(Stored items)
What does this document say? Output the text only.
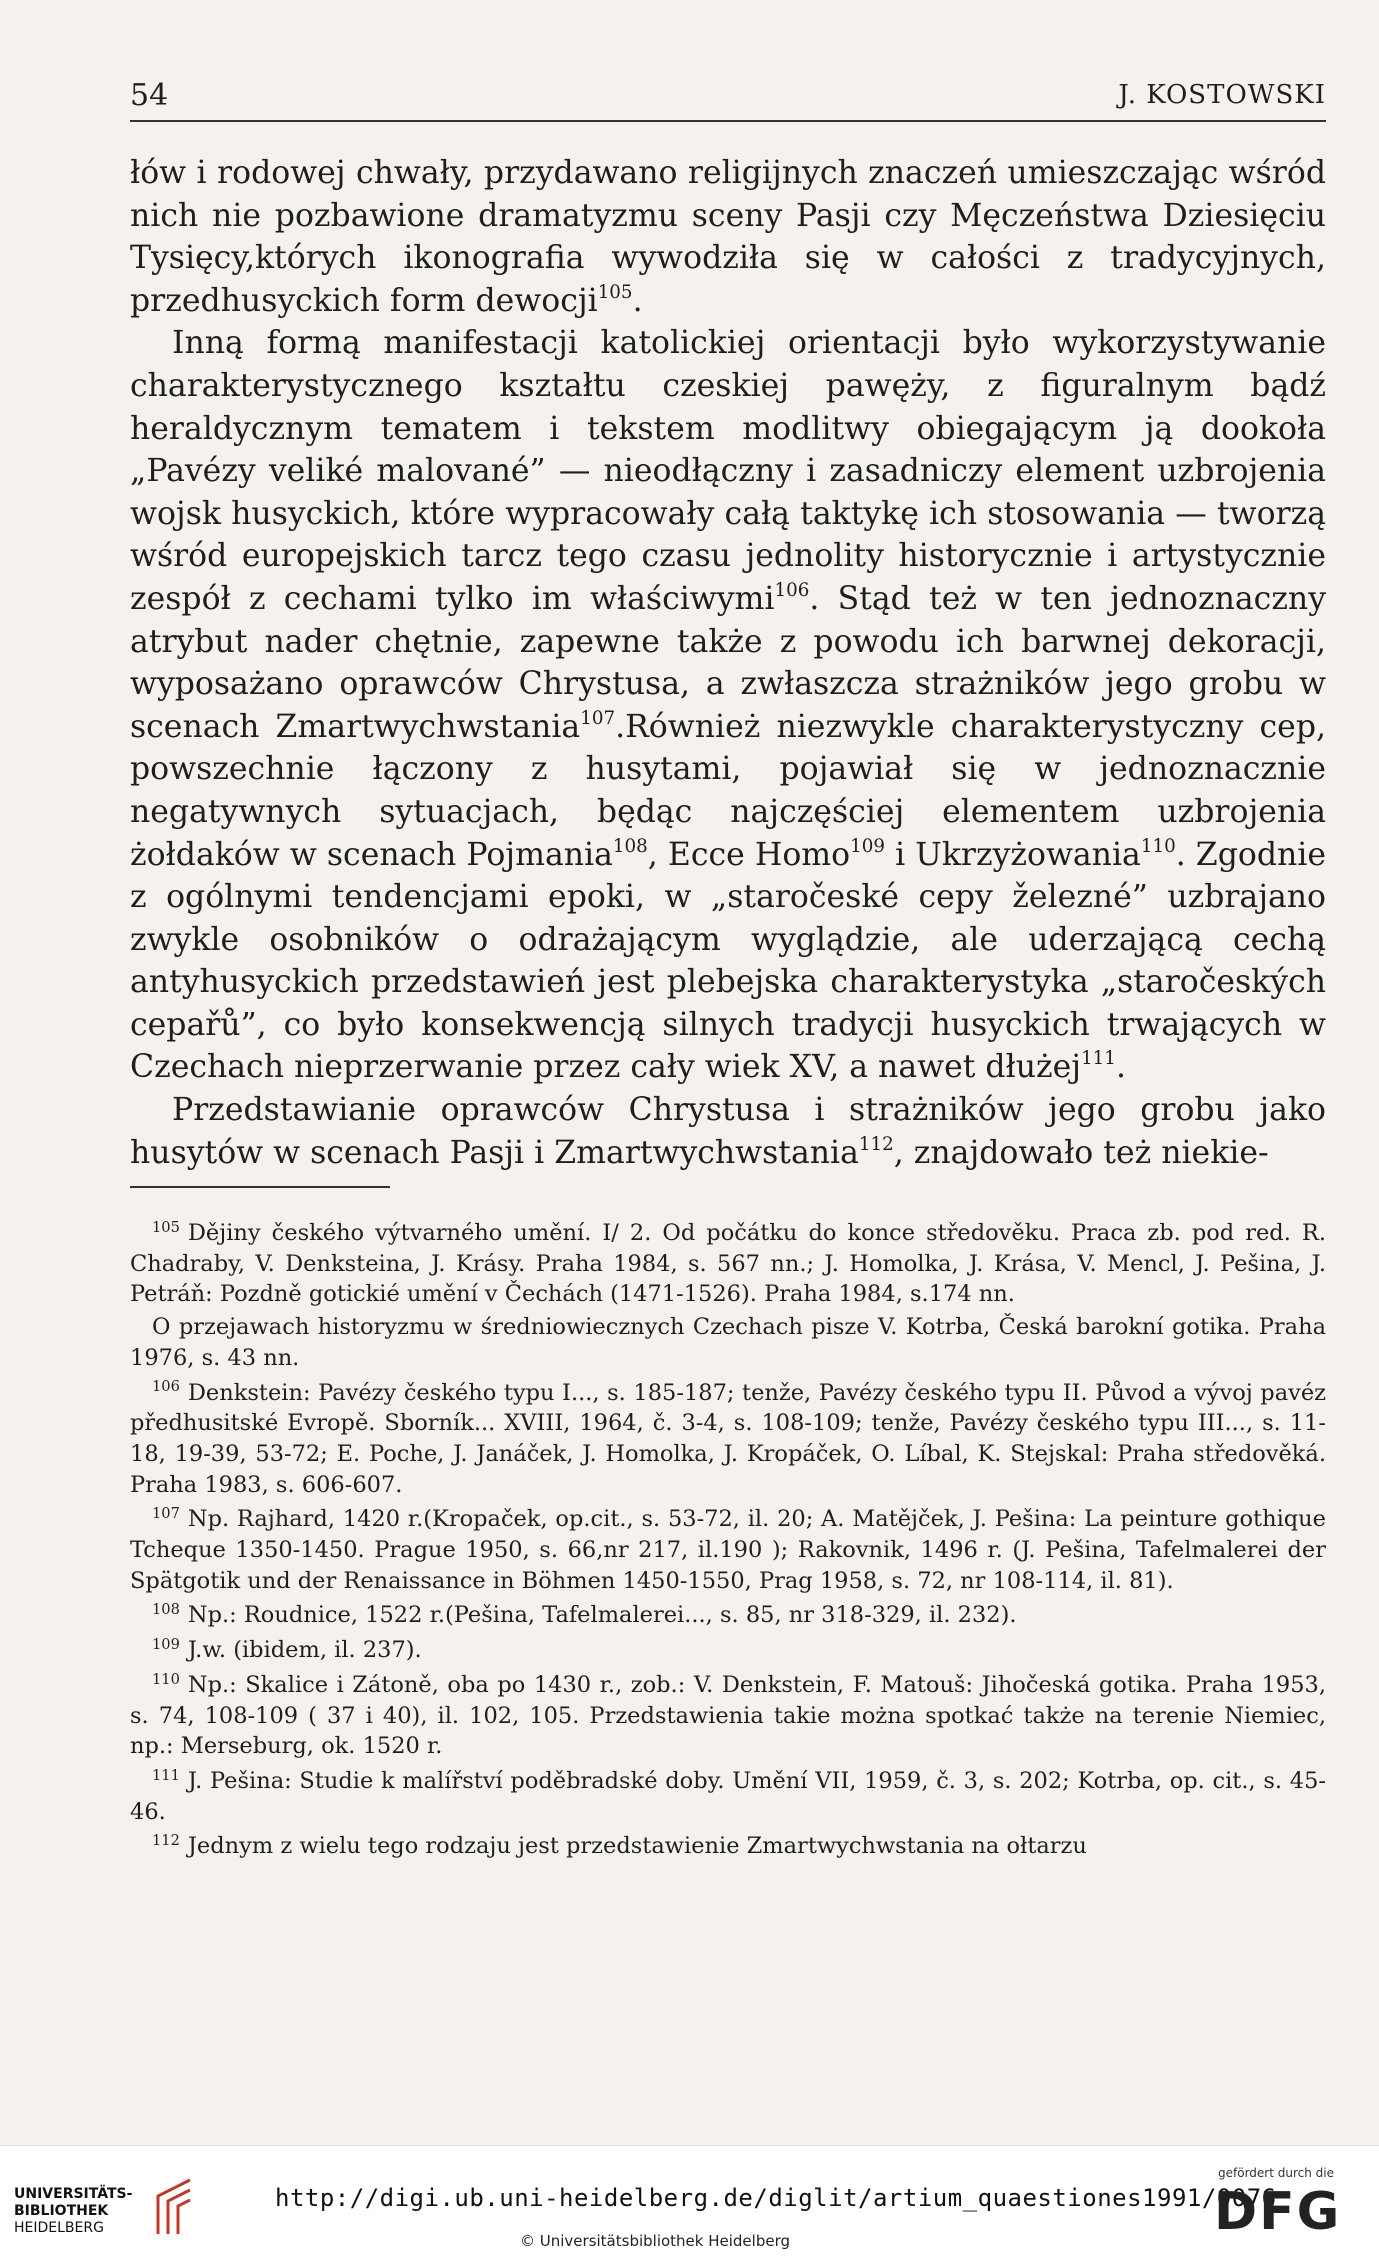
54	J. KOSTOWSKI

łów i rodowej chwały, przydawano religijnych znaczeń umieszczając wśród nich nie pozbawione dramatyzmu sceny Pasji czy Męczeństwa Dziesięciu Tysięcy,których ikonografia wywodziła się w całości z tradycyjnych, przedhusyckich form dewocji$^{105}$.

Inną formą manifestacji katolickiej orientacji było wykorzystywanie charakterystycznego kształtu czeskiej pawęży, z figuralnym bądź heraldycznym tematem i tekstem modlitwy obiegającym ją dookoła „Pavézy veliké malované” — nieodłączny i zasadniczy element uzbrojenia wojsk husyckich, które wypracowały całą taktykę ich stosowania — tworzą wśród europejskich tarcz tego czasu jednolity historycznie i artystycznie zespół z cechami tylko im właściwymi$^{106}$. Stąd też w ten jednoznaczny atrybut nader chętnie, zapewne także z powodu ich barwnej dekoracji, wyposażano oprawców Chrystusa, a zwłaszcza strażników jego grobu w scenach Zmartwychwstania$^{107}$.Również niezwykle charakterystyczny cep, powszechnie łączony z husytami, pojawiał się w jednoznacznie negatywnych sytuacjach, będąc najczęściej elementem uzbrojenia żołdaków w scenach Pojmania$^{108}$, Ecce Homo$^{109}$ i Ukrzyżowania$^{110}$. Zgodnie z ogólnymi tendencjami epoki, w „staročeské cepy železné” uzbrajano zwykle osobników o odrażającym wyglądzie, ale uderzającą cechą antyhusyckich przedstawień jest plebejska charakterystyka „staročeských cepařů”, co było konsekwencją silnych tradycji husyckich trwających w Czechach nieprzerwanie przez cały wiek XV, a nawet dłużej$^{111}$.

Przedstawianie oprawców Chrystusa i strażników jego grobu jako husytów w scenach Pasji i Zmartwychwstania$^{112}$, znajdowało też niekie-

$^{105}$ Dějiny českého výtvarného umění. I/ 2. Od počátku do konce středověku. Praca zb. pod red. R. Chadraby, V. Denksteina, J. Krásy. Praha 1984, s. 567 nn.; J. Homolka, J. Krása, V. Mencl, J. Pešina, J. Petráň: Pozdně gotickié umění v Čechách (1471-1526). Praha 1984, s.174 nn.

O przejawach historyzmu w średniowiecznych Czechach pisze V. Kotrba, Česká barokní gotika. Praha 1976, s. 43 nn.

$^{106}$ Denkstein: Pavézy českého typu I..., s. 185-187; tenže, Pavézy českého typu II. Původ a vývoj pavéz předhusitské Evropě. Sborník... XVIII, 1964, č. 3-4, s. 108-109; tenže, Pavézy českého typu III..., s. 11-18, 19-39, 53-72; E. Poche, J. Janáček, J. Homolka, J. Kropáček, O. Líbal, K. Stejskal: Praha středověká. Praha 1983, s. 606-607.

$^{107}$ Np. Rajhard, 1420 r.(Kropaček, op.cit., s. 53-72, il. 20; A. Matějček, J. Pešina: La peinture gothique Tcheque 1350-1450. Prague 1950, s. 66,nr 217, il.190 ); Rakovnik, 1496 r. (J. Pešina, Tafelmalerei der Spätgotik und der Renaissance in Böhmen 1450-1550, Prag 1958, s. 72, nr 108-114, il. 81).

$^{108}$ Np.: Roudnice, 1522 r.(Pešina, Tafelmalerei..., s. 85, nr 318-329, il. 232).

$^{109}$ J.w. (ibidem, il. 237).

$^{110}$ Np.: Skalice i Zátoně, oba po 1430 r., zob.: V. Denkstein, F. Matouš: Jihočeská gotika. Praha 1953, s. 74, 108-109 ( 37 i 40), il. 102, 105. Przedstawienia takie można spotkać także na terenie Niemiec, np.: Merseburg, ok. 1520 r.

$^{111}$ J. Pešina: Studie k malířství poděbradské doby. Umění VII, 1959, č. 3, s. 202; Kotrba, op. cit., s. 45-46.

$^{112}$ Jednym z wielu tego rodzaju jest przedstawienie Zmartwychwstania na ołtarzu

UNIVERSITÄTS-
BIBLIOTHEK
HEIDELBERG
http://digi.ub.uni-heidelberg.de/diglit/artium_quaestiones1991/0076
© Universitätsbibliothek Heidelberg
gefördert durch die
DFG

• WORK TO COMPLETE: Omit the pictures. Output every record above word for word.

• EXERCISE SOLUTION:
What does this document say? Output the text only.
54	J. KOSTOWSKI

łów i rodowej chwały, przydawano religijnych znaczeń umieszczając wśród nich nie pozbawione dramatyzmu sceny Pasji czy Męczeństwa Dziesięciu Tysięcy,których ikonografia wywodziła się w całości z tradycyjnych, przedhusyckich form dewocji$^{105}$.

Inną formą manifestacji katolickiej orientacji było wykorzystywanie charakterystycznego kształtu czeskiej pawęży, z figuralnym bądź heraldycznym tematem i tekstem modlitwy obiegającym ją dookoła „Pavézy veliké malované” — nieodłączny i zasadniczy element uzbrojenia wojsk husyckich, które wypracowały całą taktykę ich stosowania — tworzą wśród europejskich tarcz tego czasu jednolity historycznie i artystycznie zespół z cechami tylko im właściwymi$^{106}$. Stąd też w ten jednoznaczny atrybut nader chętnie, zapewne także z powodu ich barwnej dekoracji, wyposażano oprawców Chrystusa, a zwłaszcza strażników jego grobu w scenach Zmartwychwstania$^{107}$.Również niezwykle charakterystyczny cep, powszechnie łączony z husytami, pojawiał się w jednoznacznie negatywnych sytuacjach, będąc najczęściej elementem uzbrojenia żołdaków w scenach Pojmania$^{108}$, Ecce Homo$^{109}$ i Ukrzyżowania$^{110}$. Zgodnie z ogólnymi tendencjami epoki, w „staročeské cepy železné” uzbrajano zwykle osobników o odrażającym wyglądzie, ale uderzającą cechą antyhusyckich przedstawień jest plebejska charakterystyka „staročeských cepařů”, co było konsekwencją silnych tradycji husyckich trwających w Czechach nieprzerwanie przez cały wiek XV, a nawet dłużej$^{111}$.

Przedstawianie oprawców Chrystusa i strażników jego grobu jako husytów w scenach Pasji i Zmartwychwstania$^{112}$, znajdowało też niekie-

$^{105}$ Dějiny českého výtvarného umění. I/ 2. Od počátku do konce středověku. Praca zb. pod red. R. Chadraby, V. Denksteina, J. Krásy. Praha 1984, s. 567 nn.; J. Homolka, J. Krása, V. Mencl, J. Pešina, J. Petráň: Pozdně gotickié umění v Čechách (1471-1526). Praha 1984, s.174 nn.

O przejawach historyzmu w średniowiecznych Czechach pisze V. Kotrba, Česká barokní gotika. Praha 1976, s. 43 nn.

$^{106}$ Denkstein: Pavézy českého typu I..., s. 185-187; tenže, Pavézy českého typu II. Původ a vývoj pavéz předhusitské Evropě. Sborník... XVIII, 1964, č. 3-4, s. 108-109; tenže, Pavézy českého typu III..., s. 11-18, 19-39, 53-72; E. Poche, J. Janáček, J. Homolka, J. Kropáček, O. Líbal, K. Stejskal: Praha středověká. Praha 1983, s. 606-607.

$^{107}$ Np. Rajhard, 1420 r.(Kropaček, op.cit., s. 53-72, il. 20; A. Matějček, J. Pešina: La peinture gothique Tcheque 1350-1450. Prague 1950, s. 66,nr 217, il.190 ); Rakovnik, 1496 r. (J. Pešina, Tafelmalerei der Spätgotik und der Renaissance in Böhmen 1450-1550, Prag 1958, s. 72, nr 108-114, il. 81).

$^{108}$ Np.: Roudnice, 1522 r.(Pešina, Tafelmalerei..., s. 85, nr 318-329, il. 232).

$^{109}$ J.w. (ibidem, il. 237).

$^{110}$ Np.: Skalice i Zátoně, oba po 1430 r., zob.: V. Denkstein, F. Matouš: Jihočeská gotika. Praha 1953, s. 74, 108-109 ( 37 i 40), il. 102, 105. Przedstawienia takie można spotkać także na terenie Niemiec, np.: Merseburg, ok. 1520 r.

$^{111}$ J. Pešina: Studie k malířství poděbradské doby. Umění VII, 1959, č. 3, s. 202; Kotrba, op. cit., s. 45-46.

$^{112}$ Jednym z wielu tego rodzaju jest przedstawienie Zmartwychwstania na ołtarzu

UNIVERSITÄTS-
BIBLIOTHEK
HEIDELBERG
http://digi.ub.uni-heidelberg.de/diglit/artium_quaestiones1991/0076
© Universitätsbibliothek Heidelberg
gefördert durch die
DFG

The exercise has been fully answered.